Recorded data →
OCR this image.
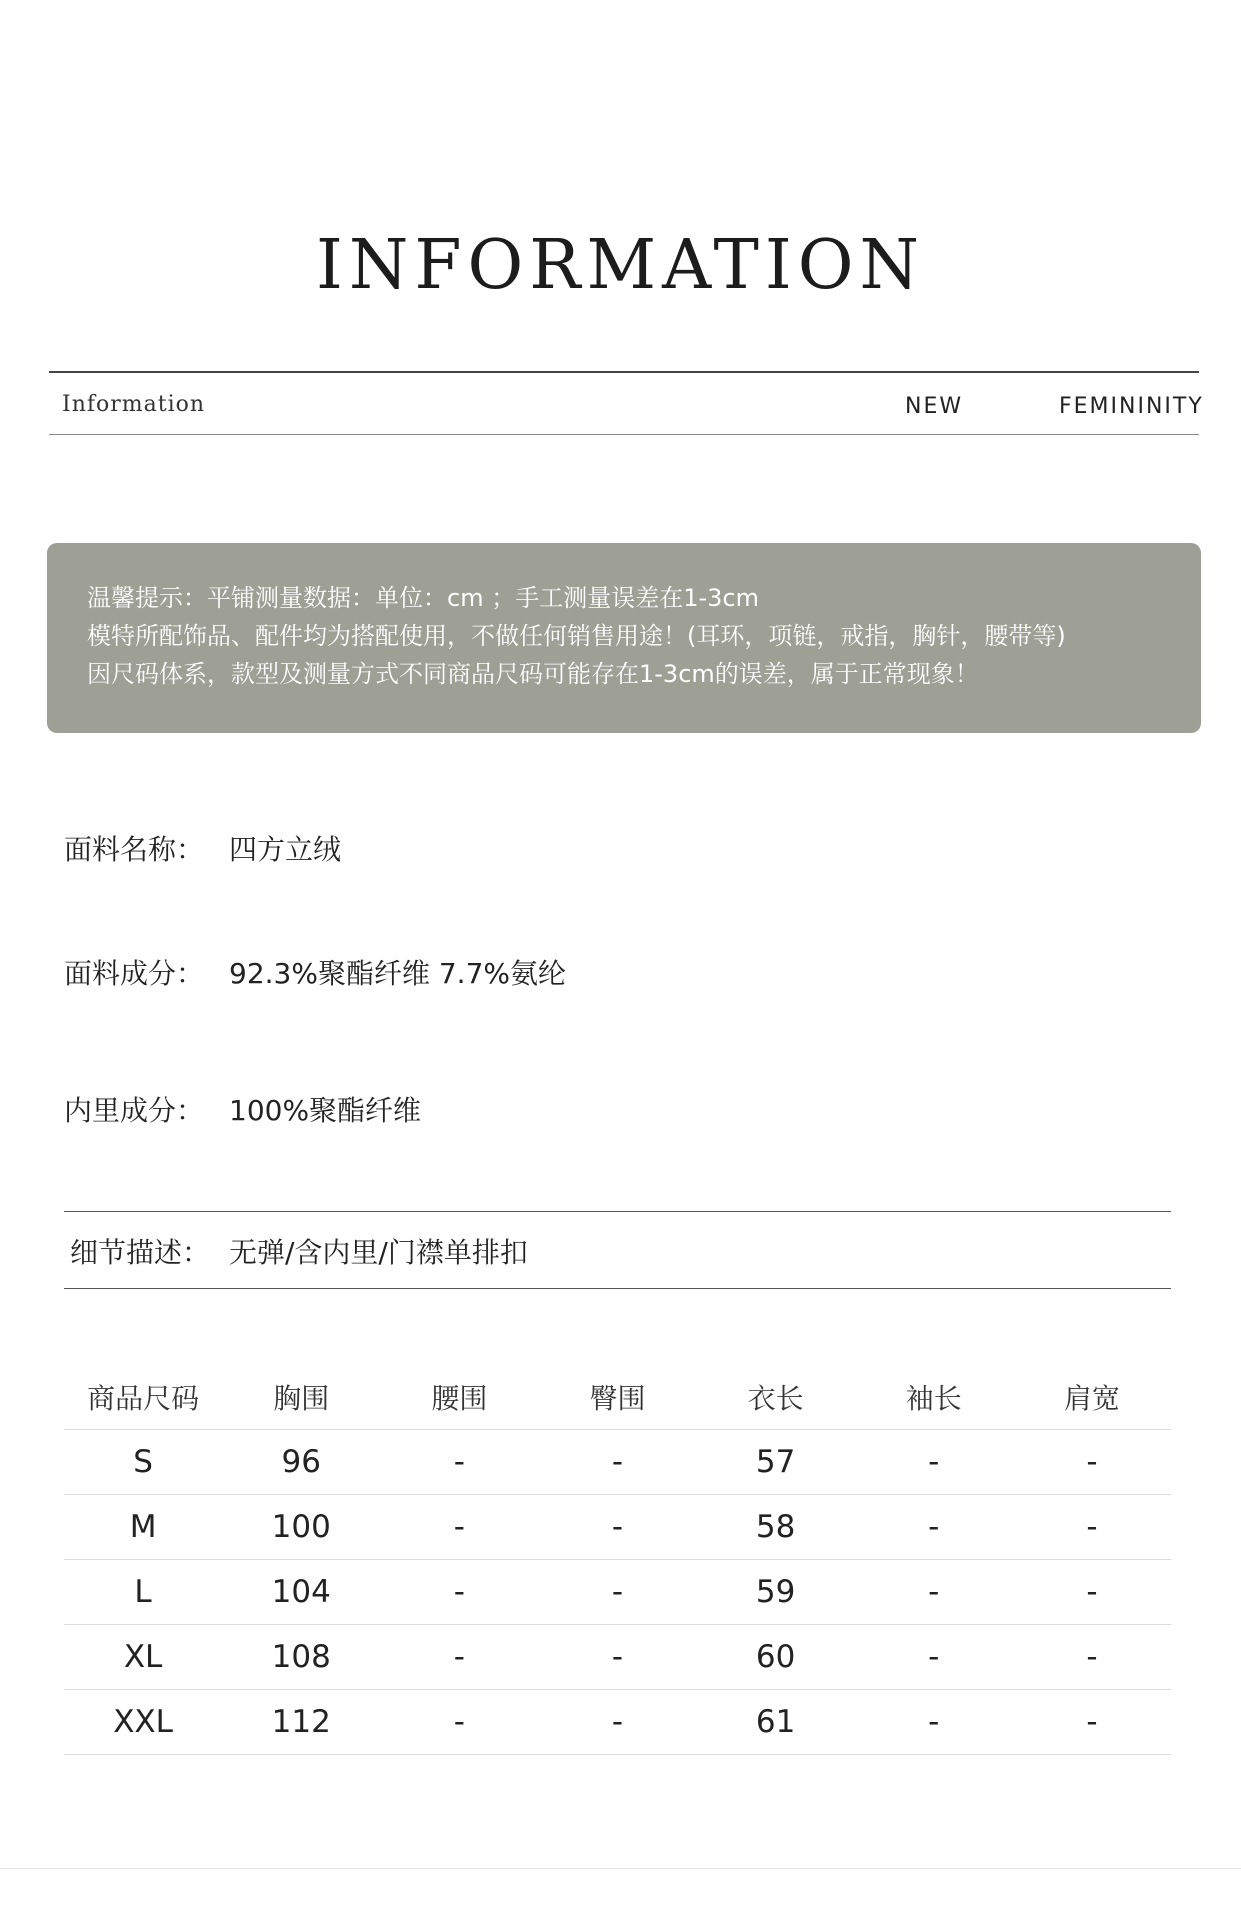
INFORMATION
Information	NEW	FEMININITY
温馨提示：平铺测量数据：单位：cm ；手工测量误差在1-3cm
模特所配饰品、配件均为搭配使用，不做任何销售用途！(耳环，项链，戒指，胸针，腰带等)
因尺码体系，款型及测量方式不同商品尺码可能存在1-3cm的误差，属于正常现象！
面料名称： 四方立绒
面料成分： 92.3%聚酯纤维 7.7%氨纶
内里成分： 100%聚酯纤维
细节描述： 无弹/含内里/门襟单排扣
商品尺码	胸围	腰围	臀围	衣长	袖长	肩宽
S	96	-	-	57	-	-
M	100	-	-	58	-	-
L	104	-	-	59	-	-
XL	108	-	-	60	-	-
XXL	112	-	-	61	-	-
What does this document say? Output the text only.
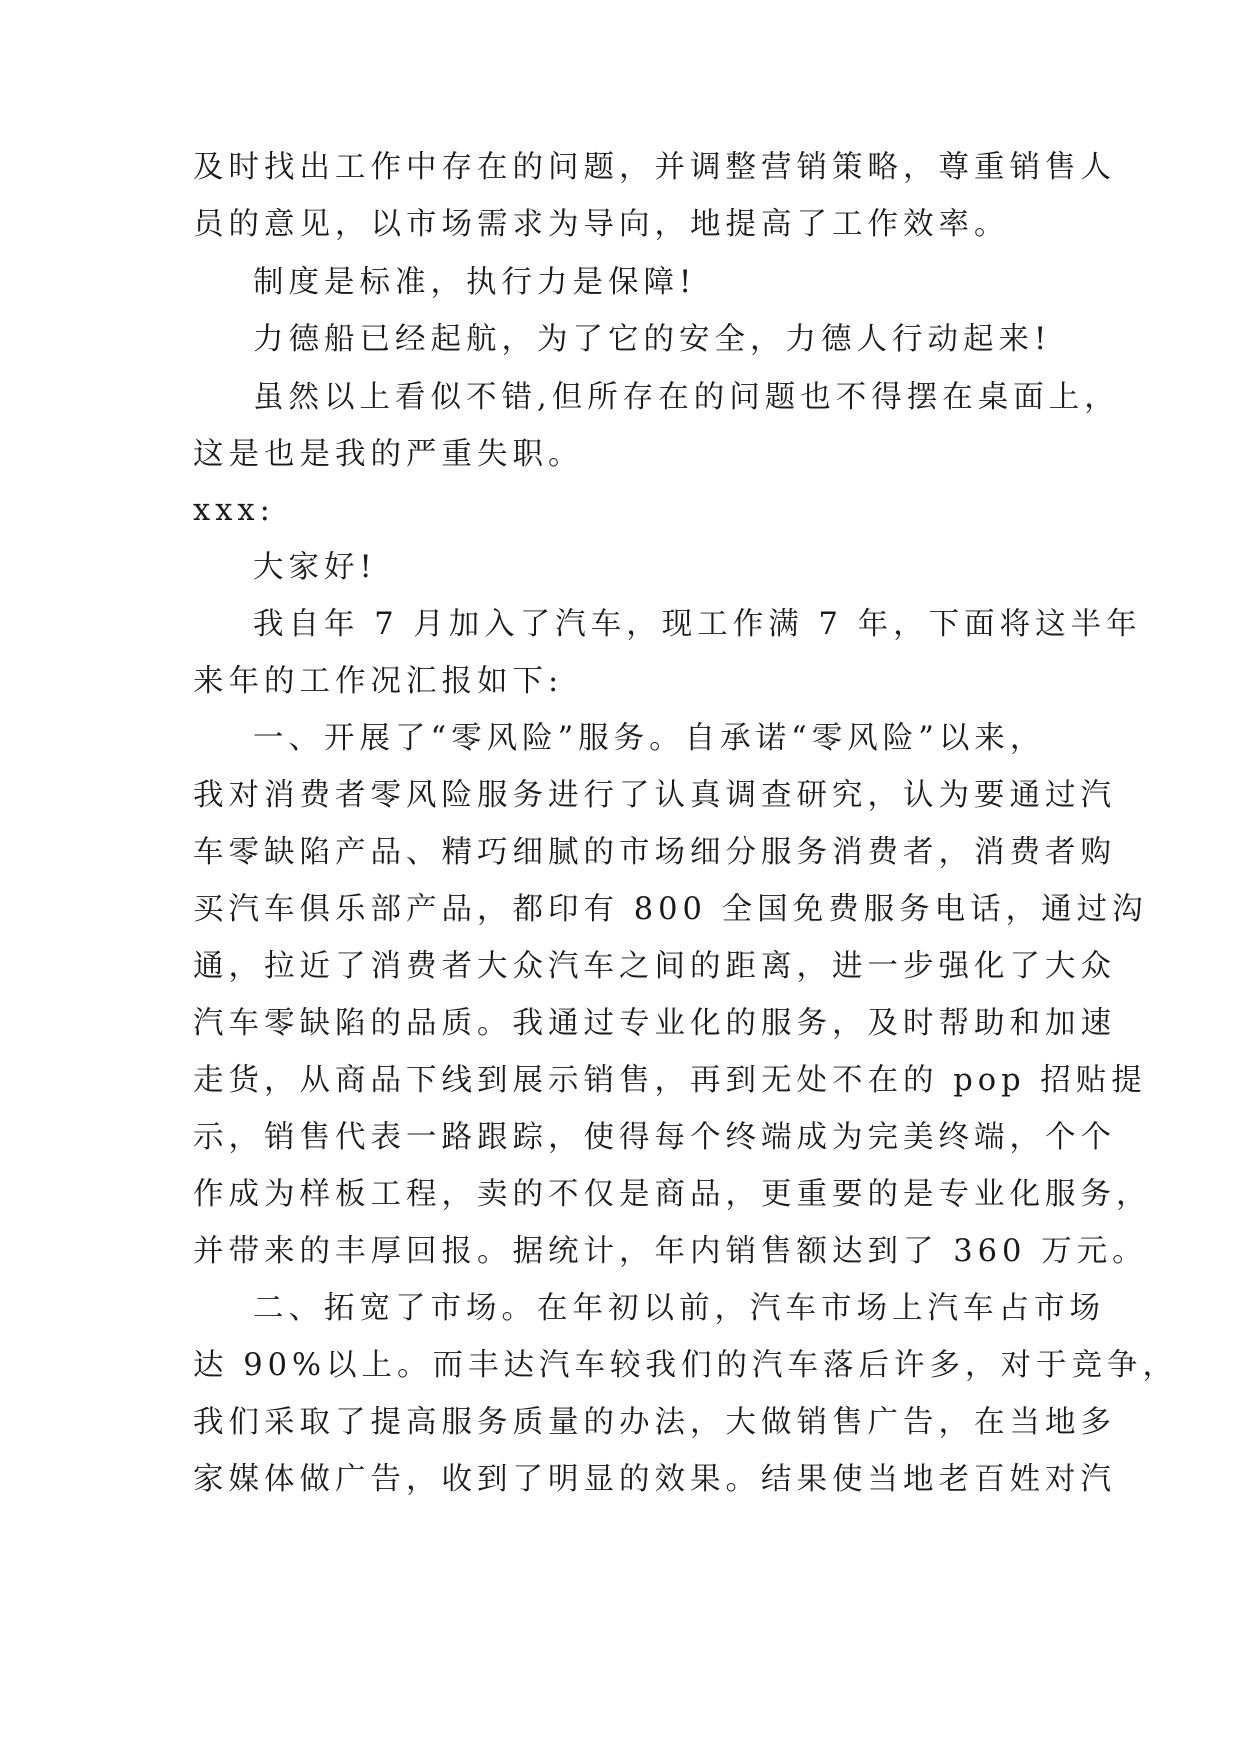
及时找出工作中存在的问题，并调整营销策略，尊重销售人
员的意见，以市场需求为导向，地提高了工作效率。
制度是标准，执行力是保障!
力德船已经起航，为了它的安全，力德人行动起来!
虽然以上看似不错,但所存在的问题也不得摆在桌面上，
这是也是我的严重失职。
xxx:
大家好!
我自年 7 月加入了汽车，现工作满 7 年，下面将这半年
来年的工作况汇报如下:
一、开展了“零风险”服务。自承诺“零风险”以来，
我对消费者零风险服务进行了认真调查研究，认为要通过汽
车零缺陷产品、精巧细腻的市场细分服务消费者，消费者购
买汽车俱乐部产品，都印有 800 全国免费服务电话，通过沟
通，拉近了消费者大众汽车之间的距离，进一步强化了大众
汽车零缺陷的品质。我通过专业化的服务，及时帮助和加速
走货，从商品下线到展示销售，再到无处不在的 pop 招贴提
示，销售代表一路跟踪，使得每个终端成为完美终端，个个
作成为样板工程，卖的不仅是商品，更重要的是专业化服务，
并带来的丰厚回报。据统计，年内销售额达到了 360 万元。
二、拓宽了市场。在年初以前，汽车市场上汽车占市场
达 90%以上。而丰达汽车较我们的汽车落后许多，对于竞争，
我们采取了提高服务质量的办法，大做销售广告，在当地多
家媒体做广告，收到了明显的效果。结果使当地老百姓对汽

Request → Each line in the data that holds the string "this" should be found and copied.

Output →
OCR this image.
What does this document say? Output the text only.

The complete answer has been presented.